Data entries for graphics
Start

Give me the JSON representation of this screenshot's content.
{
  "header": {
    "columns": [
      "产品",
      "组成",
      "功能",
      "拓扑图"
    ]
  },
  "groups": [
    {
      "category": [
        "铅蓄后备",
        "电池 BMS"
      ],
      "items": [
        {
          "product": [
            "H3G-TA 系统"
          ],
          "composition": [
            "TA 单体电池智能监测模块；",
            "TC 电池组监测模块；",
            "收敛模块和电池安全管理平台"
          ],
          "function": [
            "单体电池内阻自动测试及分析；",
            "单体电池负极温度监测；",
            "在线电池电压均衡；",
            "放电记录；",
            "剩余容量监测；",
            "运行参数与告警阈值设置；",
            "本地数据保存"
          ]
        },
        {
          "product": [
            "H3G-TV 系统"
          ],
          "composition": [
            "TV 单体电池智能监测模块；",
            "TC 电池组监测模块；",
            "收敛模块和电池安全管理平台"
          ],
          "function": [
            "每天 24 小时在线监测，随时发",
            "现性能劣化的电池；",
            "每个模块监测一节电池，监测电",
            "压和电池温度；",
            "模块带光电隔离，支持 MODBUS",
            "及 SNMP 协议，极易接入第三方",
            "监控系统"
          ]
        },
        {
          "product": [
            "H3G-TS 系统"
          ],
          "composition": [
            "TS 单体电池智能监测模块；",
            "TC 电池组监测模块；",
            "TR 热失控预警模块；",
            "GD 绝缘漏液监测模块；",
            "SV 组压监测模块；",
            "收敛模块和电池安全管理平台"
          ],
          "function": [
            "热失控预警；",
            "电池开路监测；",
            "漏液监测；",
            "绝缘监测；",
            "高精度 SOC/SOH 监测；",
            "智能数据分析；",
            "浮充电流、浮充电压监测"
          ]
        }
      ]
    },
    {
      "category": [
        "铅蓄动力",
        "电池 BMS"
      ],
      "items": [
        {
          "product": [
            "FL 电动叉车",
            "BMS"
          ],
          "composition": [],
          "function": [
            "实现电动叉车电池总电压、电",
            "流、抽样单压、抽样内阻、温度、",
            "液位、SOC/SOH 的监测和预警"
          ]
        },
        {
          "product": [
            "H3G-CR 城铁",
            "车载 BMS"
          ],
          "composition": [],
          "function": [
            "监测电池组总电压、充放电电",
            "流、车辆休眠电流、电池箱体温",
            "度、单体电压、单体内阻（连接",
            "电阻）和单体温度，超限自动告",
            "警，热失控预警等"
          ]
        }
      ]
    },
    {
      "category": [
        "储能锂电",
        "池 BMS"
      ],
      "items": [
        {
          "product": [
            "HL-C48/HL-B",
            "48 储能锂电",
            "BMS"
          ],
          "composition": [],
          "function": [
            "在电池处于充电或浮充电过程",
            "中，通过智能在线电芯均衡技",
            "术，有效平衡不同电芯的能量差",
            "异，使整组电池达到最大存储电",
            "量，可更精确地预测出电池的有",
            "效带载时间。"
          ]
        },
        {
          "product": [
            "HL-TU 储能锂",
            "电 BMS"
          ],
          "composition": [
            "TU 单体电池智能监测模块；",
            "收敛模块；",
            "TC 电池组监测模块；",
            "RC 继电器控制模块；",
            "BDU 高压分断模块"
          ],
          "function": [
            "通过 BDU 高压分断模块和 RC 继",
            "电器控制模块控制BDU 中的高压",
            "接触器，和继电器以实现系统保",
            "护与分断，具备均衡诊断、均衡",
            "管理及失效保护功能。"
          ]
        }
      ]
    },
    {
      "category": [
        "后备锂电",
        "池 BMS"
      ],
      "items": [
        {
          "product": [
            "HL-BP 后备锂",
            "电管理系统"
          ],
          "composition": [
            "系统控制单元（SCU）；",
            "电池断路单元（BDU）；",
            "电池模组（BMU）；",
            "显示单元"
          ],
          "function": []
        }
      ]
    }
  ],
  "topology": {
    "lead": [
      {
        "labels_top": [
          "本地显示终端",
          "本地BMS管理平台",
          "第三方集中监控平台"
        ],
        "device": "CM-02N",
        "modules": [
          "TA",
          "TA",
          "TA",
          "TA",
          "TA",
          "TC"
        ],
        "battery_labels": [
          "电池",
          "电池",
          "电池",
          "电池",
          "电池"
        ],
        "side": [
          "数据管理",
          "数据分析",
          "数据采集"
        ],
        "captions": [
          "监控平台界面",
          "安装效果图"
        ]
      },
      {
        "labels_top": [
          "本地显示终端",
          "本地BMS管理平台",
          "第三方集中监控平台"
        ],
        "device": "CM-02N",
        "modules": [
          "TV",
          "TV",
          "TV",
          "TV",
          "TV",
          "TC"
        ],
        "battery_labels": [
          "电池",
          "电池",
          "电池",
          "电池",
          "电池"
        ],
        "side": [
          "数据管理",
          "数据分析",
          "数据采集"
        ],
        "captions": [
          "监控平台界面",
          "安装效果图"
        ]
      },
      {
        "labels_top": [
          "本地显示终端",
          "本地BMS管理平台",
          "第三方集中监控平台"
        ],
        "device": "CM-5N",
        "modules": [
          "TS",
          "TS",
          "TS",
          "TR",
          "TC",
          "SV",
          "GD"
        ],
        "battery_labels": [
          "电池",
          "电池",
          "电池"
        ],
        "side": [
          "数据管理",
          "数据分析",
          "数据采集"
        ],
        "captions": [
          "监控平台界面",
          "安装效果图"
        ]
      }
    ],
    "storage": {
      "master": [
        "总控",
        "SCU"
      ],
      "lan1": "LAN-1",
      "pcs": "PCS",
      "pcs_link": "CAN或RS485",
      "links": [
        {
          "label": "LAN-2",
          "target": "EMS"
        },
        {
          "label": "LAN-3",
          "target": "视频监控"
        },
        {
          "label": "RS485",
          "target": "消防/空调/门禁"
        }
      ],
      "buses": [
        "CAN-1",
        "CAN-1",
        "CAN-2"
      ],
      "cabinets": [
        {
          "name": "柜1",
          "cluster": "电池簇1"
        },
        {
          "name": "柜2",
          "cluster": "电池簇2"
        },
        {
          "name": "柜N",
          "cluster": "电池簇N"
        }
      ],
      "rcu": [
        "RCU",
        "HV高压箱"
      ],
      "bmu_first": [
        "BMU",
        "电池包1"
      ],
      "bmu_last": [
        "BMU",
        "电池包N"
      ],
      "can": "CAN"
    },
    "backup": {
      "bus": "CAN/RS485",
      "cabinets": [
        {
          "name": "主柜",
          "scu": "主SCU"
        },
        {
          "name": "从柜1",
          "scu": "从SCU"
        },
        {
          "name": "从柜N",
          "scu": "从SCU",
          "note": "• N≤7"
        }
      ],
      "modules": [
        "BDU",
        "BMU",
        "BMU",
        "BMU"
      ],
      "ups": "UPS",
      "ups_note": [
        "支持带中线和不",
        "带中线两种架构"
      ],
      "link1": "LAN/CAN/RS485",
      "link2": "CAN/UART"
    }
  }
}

End

• REQUEST
Set every line of the listing down word for word.

• EXPECTED OUTPUT
Give me the JSON representation of this screenshot's content.
{
  "header": {
    "columns": [
      "产品",
      "组成",
      "功能",
      "拓扑图"
    ]
  },
  "groups": [
    {
      "category": [
        "铅蓄后备",
        "电池 BMS"
      ],
      "items": [
        {
          "product": [
            "H3G-TA 系统"
          ],
          "composition": [
            "TA 单体电池智能监测模块；",
            "TC 电池组监测模块；",
            "收敛模块和电池安全管理平台"
          ],
          "function": [
            "单体电池内阻自动测试及分析；",
            "单体电池负极温度监测；",
            "在线电池电压均衡；",
            "放电记录；",
            "剩余容量监测；",
            "运行参数与告警阈值设置；",
            "本地数据保存"
          ]
        },
        {
          "product": [
            "H3G-TV 系统"
          ],
          "composition": [
            "TV 单体电池智能监测模块；",
            "TC 电池组监测模块；",
            "收敛模块和电池安全管理平台"
          ],
          "function": [
            "每天 24 小时在线监测，随时发",
            "现性能劣化的电池；",
            "每个模块监测一节电池，监测电",
            "压和电池温度；",
            "模块带光电隔离，支持 MODBUS",
            "及 SNMP 协议，极易接入第三方",
            "监控系统"
          ]
        },
        {
          "product": [
            "H3G-TS 系统"
          ],
          "composition": [
            "TS 单体电池智能监测模块；",
            "TC 电池组监测模块；",
            "TR 热失控预警模块；",
            "GD 绝缘漏液监测模块；",
            "SV 组压监测模块；",
            "收敛模块和电池安全管理平台"
          ],
          "function": [
            "热失控预警；",
            "电池开路监测；",
            "漏液监测；",
            "绝缘监测；",
            "高精度 SOC/SOH 监测；",
            "智能数据分析；",
            "浮充电流、浮充电压监测"
          ]
        }
      ]
    },
    {
      "category": [
        "铅蓄动力",
        "电池 BMS"
      ],
      "items": [
        {
          "product": [
            "FL 电动叉车",
            "BMS"
          ],
          "composition": [],
          "function": [
            "实现电动叉车电池总电压、电",
            "流、抽样单压、抽样内阻、温度、",
            "液位、SOC/SOH 的监测和预警"
          ]
        },
        {
          "product": [
            "H3G-CR 城铁",
            "车载 BMS"
          ],
          "composition": [],
          "function": [
            "监测电池组总电压、充放电电",
            "流、车辆休眠电流、电池箱体温",
            "度、单体电压、单体内阻（连接",
            "电阻）和单体温度，超限自动告",
            "警，热失控预警等"
          ]
        }
      ]
    },
    {
      "category": [
        "储能锂电",
        "池 BMS"
      ],
      "items": [
        {
          "product": [
            "HL-C48/HL-B",
            "48 储能锂电",
            "BMS"
          ],
          "composition": [],
          "function": [
            "在电池处于充电或浮充电过程",
            "中，通过智能在线电芯均衡技",
            "术，有效平衡不同电芯的能量差",
            "异，使整组电池达到最大存储电",
            "量，可更精确地预测出电池的有",
            "效带载时间。"
          ]
        },
        {
          "product": [
            "HL-TU 储能锂",
            "电 BMS"
          ],
          "composition": [
            "TU 单体电池智能监测模块；",
            "收敛模块；",
            "TC 电池组监测模块；",
            "RC 继电器控制模块；",
            "BDU 高压分断模块"
          ],
          "function": [
            "通过 BDU 高压分断模块和 RC 继",
            "电器控制模块控制BDU 中的高压",
            "接触器，和继电器以实现系统保",
            "护与分断，具备均衡诊断、均衡",
            "管理及失效保护功能。"
          ]
        }
      ]
    },
    {
      "category": [
        "后备锂电",
        "池 BMS"
      ],
      "items": [
        {
          "product": [
            "HL-BP 后备锂",
            "电管理系统"
          ],
          "composition": [
            "系统控制单元（SCU）；",
            "电池断路单元（BDU）；",
            "电池模组（BMU）；",
            "显示单元"
          ],
          "function": []
        }
      ]
    }
  ],
  "topology": {
    "lead": [
      {
        "labels_top": [
          "本地显示终端",
          "本地BMS管理平台",
          "第三方集中监控平台"
        ],
        "device": "CM-02N",
        "modules": [
          "TA",
          "TA",
          "TA",
          "TA",
          "TA",
          "TC"
        ],
        "battery_labels": [
          "电池",
          "电池",
          "电池",
          "电池",
          "电池"
        ],
        "side": [
          "数据管理",
          "数据分析",
          "数据采集"
        ],
        "captions": [
          "监控平台界面",
          "安装效果图"
        ]
      },
      {
        "labels_top": [
          "本地显示终端",
          "本地BMS管理平台",
          "第三方集中监控平台"
        ],
        "device": "CM-02N",
        "modules": [
          "TV",
          "TV",
          "TV",
          "TV",
          "TV",
          "TC"
        ],
        "battery_labels": [
          "电池",
          "电池",
          "电池",
          "电池",
          "电池"
        ],
        "side": [
          "数据管理",
          "数据分析",
          "数据采集"
        ],
        "captions": [
          "监控平台界面",
          "安装效果图"
        ]
      },
      {
        "labels_top": [
          "本地显示终端",
          "本地BMS管理平台",
          "第三方集中监控平台"
        ],
        "device": "CM-5N",
        "modules": [
          "TS",
          "TS",
          "TS",
          "TR",
          "TC",
          "SV",
          "GD"
        ],
        "battery_labels": [
          "电池",
          "电池",
          "电池"
        ],
        "side": [
          "数据管理",
          "数据分析",
          "数据采集"
        ],
        "captions": [
          "监控平台界面",
          "安装效果图"
        ]
      }
    ],
    "storage": {
      "master": [
        "总控",
        "SCU"
      ],
      "lan1": "LAN-1",
      "pcs": "PCS",
      "pcs_link": "CAN或RS485",
      "links": [
        {
          "label": "LAN-2",
          "target": "EMS"
        },
        {
          "label": "LAN-3",
          "target": "视频监控"
        },
        {
          "label": "RS485",
          "target": "消防/空调/门禁"
        }
      ],
      "buses": [
        "CAN-1",
        "CAN-1",
        "CAN-2"
      ],
      "cabinets": [
        {
          "name": "柜1",
          "cluster": "电池簇1"
        },
        {
          "name": "柜2",
          "cluster": "电池簇2"
        },
        {
          "name": "柜N",
          "cluster": "电池簇N"
        }
      ],
      "rcu": [
        "RCU",
        "HV高压箱"
      ],
      "bmu_first": [
        "BMU",
        "电池包1"
      ],
      "bmu_last": [
        "BMU",
        "电池包N"
      ],
      "can": "CAN"
    },
    "backup": {
      "bus": "CAN/RS485",
      "cabinets": [
        {
          "name": "主柜",
          "scu": "主SCU"
        },
        {
          "name": "从柜1",
          "scu": "从SCU"
        },
        {
          "name": "从柜N",
          "scu": "从SCU",
          "note": "• N≤7"
        }
      ],
      "modules": [
        "BDU",
        "BMU",
        "BMU",
        "BMU"
      ],
      "ups": "UPS",
      "ups_note": [
        "支持带中线和不",
        "带中线两种架构"
      ],
      "link1": "LAN/CAN/RS485",
      "link2": "CAN/UART"
    }
  }
}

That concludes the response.